### [TASK TO CARRY OUT]
Do not include the pictures; repeat the rest of the data exactly.

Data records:
================

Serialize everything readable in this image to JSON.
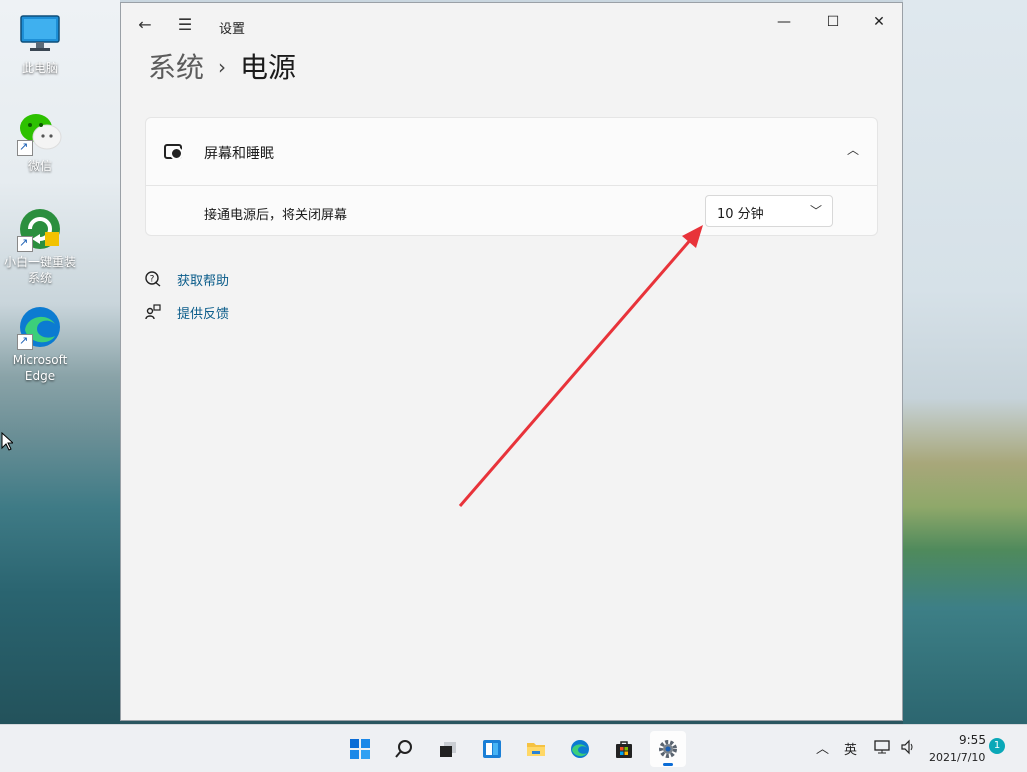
{
  "desktop": {
    "icons": [
      {
        "label": "此电脑"
      },
      {
        "label": "微信"
      },
      {
        "label": "小白一键重装系统"
      },
      {
        "label": "Microsoft Edge"
      }
    ]
  },
  "window": {
    "title": "设置",
    "breadcrumb": {
      "parent": "系统",
      "separator": "›",
      "current": "电源"
    },
    "screen_sleep": {
      "title": "屏幕和睡眠",
      "row_label": "接通电源后，将关闭屏幕",
      "dropdown_value": "10 分钟"
    },
    "links": [
      {
        "label": "获取帮助"
      },
      {
        "label": "提供反馈"
      }
    ]
  },
  "taskbar": {
    "apps": [
      "start-icon",
      "search-icon",
      "task-view-icon",
      "widgets-icon",
      "file-explorer-icon",
      "edge-icon",
      "store-icon",
      "settings-icon"
    ],
    "tray": {
      "ime": "英",
      "time": "9:55",
      "date": "2021/7/10",
      "notification_count": "1"
    }
  },
  "colors": {
    "accent": "#0a5c8a",
    "arrow": "#e8333a"
  }
}
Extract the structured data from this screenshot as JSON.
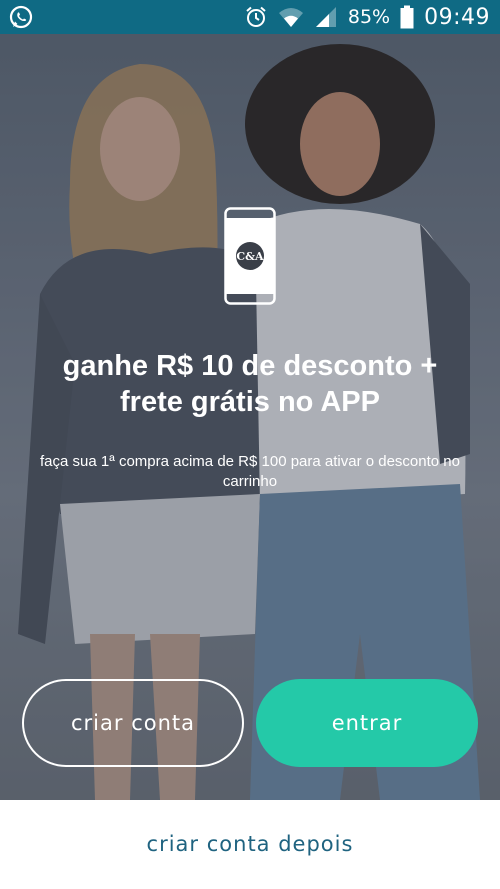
{
  "status_bar": {
    "left_icon": "whatsapp-icon",
    "icons": [
      "alarm-icon",
      "wifi-icon",
      "signal-icon",
      "battery-icon"
    ],
    "battery": "85%",
    "time": "09:49",
    "background_color": "#0f6a84"
  },
  "hero": {
    "phone_logo": "C&A",
    "headline_line1": "ganhe R$ 10 de desconto +",
    "headline_line2": "frete grátis no APP",
    "subtext": "faça sua 1ª compra acima de R$ 100 para ativar o desconto no carrinho"
  },
  "actions": {
    "create_account": "criar conta",
    "login": "entrar",
    "login_color": "#24c9a8"
  },
  "footer": {
    "later": "criar conta depois",
    "link_color": "#1f6380"
  }
}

================

### [RESULT FOR THIS EXERCISE]
Serialize everything readable in this image to JSON.
{
  "desktop": {
    "icons": [
      {
        "label": "此电脑"
      },
      {
        "label": "微信"
      },
      {
        "label": "小白一键重装系统"
      },
      {
        "label": "Microsoft Edge"
      }
    ]
  },
  "window": {
    "title": "设置",
    "breadcrumb": {
      "parent": "系统",
      "separator": "›",
      "current": "电源"
    },
    "screen_sleep": {
      "title": "屏幕和睡眠",
      "row_label": "接通电源后，将关闭屏幕",
      "dropdown_value": "10 分钟"
    },
    "links": [
      {
        "label": "获取帮助"
      },
      {
        "label": "提供反馈"
      }
    ]
  },
  "taskbar": {
    "apps": [
      "start-icon",
      "search-icon",
      "task-view-icon",
      "widgets-icon",
      "file-explorer-icon",
      "edge-icon",
      "store-icon",
      "settings-icon"
    ],
    "tray": {
      "ime": "英",
      "time": "9:55",
      "date": "2021/7/10",
      "notification_count": "1"
    }
  },
  "colors": {
    "accent": "#0a5c8a",
    "arrow": "#e8333a"
  }
}
Extract the structured data from this screenshot as JSON.
{
  "status_bar": {
    "left_icon": "whatsapp-icon",
    "icons": [
      "alarm-icon",
      "wifi-icon",
      "signal-icon",
      "battery-icon"
    ],
    "battery": "85%",
    "time": "09:49",
    "background_color": "#0f6a84"
  },
  "hero": {
    "phone_logo": "C&A",
    "headline_line1": "ganhe R$ 10 de desconto +",
    "headline_line2": "frete grátis no APP",
    "subtext": "faça sua 1ª compra acima de R$ 100 para ativar o desconto no carrinho"
  },
  "actions": {
    "create_account": "criar conta",
    "login": "entrar",
    "login_color": "#24c9a8"
  },
  "footer": {
    "later": "criar conta depois",
    "link_color": "#1f6380"
  }
}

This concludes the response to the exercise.